▶ [Problem statement] Check every line of the entries below for the word "content", and copy the ones that have it.

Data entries
========

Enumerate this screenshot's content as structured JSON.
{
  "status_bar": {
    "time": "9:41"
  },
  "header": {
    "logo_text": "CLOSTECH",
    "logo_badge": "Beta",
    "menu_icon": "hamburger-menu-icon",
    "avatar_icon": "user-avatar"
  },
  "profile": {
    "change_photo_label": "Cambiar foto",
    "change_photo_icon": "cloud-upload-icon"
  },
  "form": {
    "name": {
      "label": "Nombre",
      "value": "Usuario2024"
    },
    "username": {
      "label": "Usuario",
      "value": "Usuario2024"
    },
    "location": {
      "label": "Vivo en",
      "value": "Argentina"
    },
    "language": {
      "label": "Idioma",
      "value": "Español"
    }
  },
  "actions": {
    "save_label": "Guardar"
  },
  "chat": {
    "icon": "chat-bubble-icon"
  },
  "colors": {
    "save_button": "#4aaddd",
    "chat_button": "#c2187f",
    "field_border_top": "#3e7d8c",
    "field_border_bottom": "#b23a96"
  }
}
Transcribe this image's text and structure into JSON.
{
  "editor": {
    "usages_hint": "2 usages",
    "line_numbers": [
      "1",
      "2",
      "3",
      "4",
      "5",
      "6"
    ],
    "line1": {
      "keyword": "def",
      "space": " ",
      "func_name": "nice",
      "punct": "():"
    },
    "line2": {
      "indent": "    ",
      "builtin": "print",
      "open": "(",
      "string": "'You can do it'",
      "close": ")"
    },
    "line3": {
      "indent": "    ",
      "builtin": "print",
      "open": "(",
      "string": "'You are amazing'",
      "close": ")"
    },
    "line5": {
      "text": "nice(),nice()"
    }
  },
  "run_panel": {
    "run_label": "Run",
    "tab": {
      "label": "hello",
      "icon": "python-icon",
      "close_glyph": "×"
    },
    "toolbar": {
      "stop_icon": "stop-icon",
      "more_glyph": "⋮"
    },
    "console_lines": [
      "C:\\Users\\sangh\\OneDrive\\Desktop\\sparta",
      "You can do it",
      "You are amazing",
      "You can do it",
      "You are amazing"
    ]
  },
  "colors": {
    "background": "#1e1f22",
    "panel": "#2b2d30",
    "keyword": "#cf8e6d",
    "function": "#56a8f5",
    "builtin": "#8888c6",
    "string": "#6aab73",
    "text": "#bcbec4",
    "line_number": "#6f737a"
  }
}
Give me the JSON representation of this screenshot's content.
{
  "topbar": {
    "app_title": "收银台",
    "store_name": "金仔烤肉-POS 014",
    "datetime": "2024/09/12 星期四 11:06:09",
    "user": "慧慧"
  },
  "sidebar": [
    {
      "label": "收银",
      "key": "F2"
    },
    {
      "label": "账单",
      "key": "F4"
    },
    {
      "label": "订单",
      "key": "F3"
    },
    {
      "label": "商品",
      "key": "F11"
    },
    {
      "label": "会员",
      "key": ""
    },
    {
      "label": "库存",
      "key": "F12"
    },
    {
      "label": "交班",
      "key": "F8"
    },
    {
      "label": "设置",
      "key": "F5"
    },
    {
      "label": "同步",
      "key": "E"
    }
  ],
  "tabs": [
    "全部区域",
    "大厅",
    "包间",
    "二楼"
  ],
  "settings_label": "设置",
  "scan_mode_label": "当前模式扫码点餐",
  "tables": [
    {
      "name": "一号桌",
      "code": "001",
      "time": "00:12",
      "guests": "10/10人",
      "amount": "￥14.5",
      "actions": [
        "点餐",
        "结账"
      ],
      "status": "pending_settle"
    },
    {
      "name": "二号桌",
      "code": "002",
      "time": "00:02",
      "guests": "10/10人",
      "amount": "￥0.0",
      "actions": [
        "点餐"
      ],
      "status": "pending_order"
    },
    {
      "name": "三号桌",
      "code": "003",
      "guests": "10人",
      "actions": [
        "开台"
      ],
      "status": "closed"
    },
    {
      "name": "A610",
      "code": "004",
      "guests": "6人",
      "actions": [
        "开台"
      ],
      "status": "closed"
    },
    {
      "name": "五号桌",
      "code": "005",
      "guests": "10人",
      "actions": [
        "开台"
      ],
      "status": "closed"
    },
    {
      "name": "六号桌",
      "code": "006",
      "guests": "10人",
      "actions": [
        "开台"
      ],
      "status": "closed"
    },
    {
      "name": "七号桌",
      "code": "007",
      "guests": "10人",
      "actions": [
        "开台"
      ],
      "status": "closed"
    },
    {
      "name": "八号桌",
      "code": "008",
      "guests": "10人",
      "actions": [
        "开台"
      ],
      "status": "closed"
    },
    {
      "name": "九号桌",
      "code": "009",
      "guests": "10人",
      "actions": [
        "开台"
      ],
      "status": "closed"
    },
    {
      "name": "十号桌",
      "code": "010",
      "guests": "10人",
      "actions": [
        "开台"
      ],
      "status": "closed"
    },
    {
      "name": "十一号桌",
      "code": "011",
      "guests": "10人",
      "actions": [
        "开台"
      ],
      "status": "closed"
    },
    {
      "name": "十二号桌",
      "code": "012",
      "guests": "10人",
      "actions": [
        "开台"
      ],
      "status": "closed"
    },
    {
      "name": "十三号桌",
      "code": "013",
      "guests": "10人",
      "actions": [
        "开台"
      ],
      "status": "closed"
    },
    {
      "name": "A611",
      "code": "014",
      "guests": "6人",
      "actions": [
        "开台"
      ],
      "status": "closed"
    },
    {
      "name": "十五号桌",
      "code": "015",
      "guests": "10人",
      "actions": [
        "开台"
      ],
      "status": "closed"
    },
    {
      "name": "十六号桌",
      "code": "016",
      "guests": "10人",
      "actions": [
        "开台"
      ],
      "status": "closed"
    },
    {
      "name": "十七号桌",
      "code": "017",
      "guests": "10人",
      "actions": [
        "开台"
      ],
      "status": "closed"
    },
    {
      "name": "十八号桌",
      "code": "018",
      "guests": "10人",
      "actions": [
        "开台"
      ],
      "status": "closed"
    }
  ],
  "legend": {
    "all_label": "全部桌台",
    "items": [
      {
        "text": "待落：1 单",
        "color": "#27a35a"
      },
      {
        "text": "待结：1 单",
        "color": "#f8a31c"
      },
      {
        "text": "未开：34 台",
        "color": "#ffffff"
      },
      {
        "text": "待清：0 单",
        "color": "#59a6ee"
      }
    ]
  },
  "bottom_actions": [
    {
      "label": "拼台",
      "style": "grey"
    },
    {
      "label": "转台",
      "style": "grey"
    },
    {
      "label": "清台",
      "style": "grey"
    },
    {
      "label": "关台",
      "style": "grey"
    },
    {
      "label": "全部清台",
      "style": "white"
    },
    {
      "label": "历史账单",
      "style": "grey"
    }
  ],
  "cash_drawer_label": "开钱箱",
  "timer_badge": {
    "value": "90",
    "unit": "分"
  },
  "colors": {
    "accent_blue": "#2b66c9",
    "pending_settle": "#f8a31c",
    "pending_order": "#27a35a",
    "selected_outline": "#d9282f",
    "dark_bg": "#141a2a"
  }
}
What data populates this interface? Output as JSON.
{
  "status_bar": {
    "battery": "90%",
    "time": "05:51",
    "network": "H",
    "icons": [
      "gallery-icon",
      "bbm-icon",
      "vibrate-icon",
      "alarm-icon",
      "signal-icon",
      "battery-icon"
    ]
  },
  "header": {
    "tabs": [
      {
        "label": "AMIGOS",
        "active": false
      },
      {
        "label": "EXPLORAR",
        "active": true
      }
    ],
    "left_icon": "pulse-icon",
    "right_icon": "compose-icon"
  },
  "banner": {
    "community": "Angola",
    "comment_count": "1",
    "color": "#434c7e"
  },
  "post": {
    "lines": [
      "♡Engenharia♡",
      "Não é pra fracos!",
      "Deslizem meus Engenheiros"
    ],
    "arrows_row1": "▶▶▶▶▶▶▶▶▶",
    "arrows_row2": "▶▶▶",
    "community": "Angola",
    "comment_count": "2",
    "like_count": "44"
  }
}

========

▶ [Solution for this problem]
Enumerate this screenshot's content as structured JSON.
Give me the JSON representation of this screenshot's content.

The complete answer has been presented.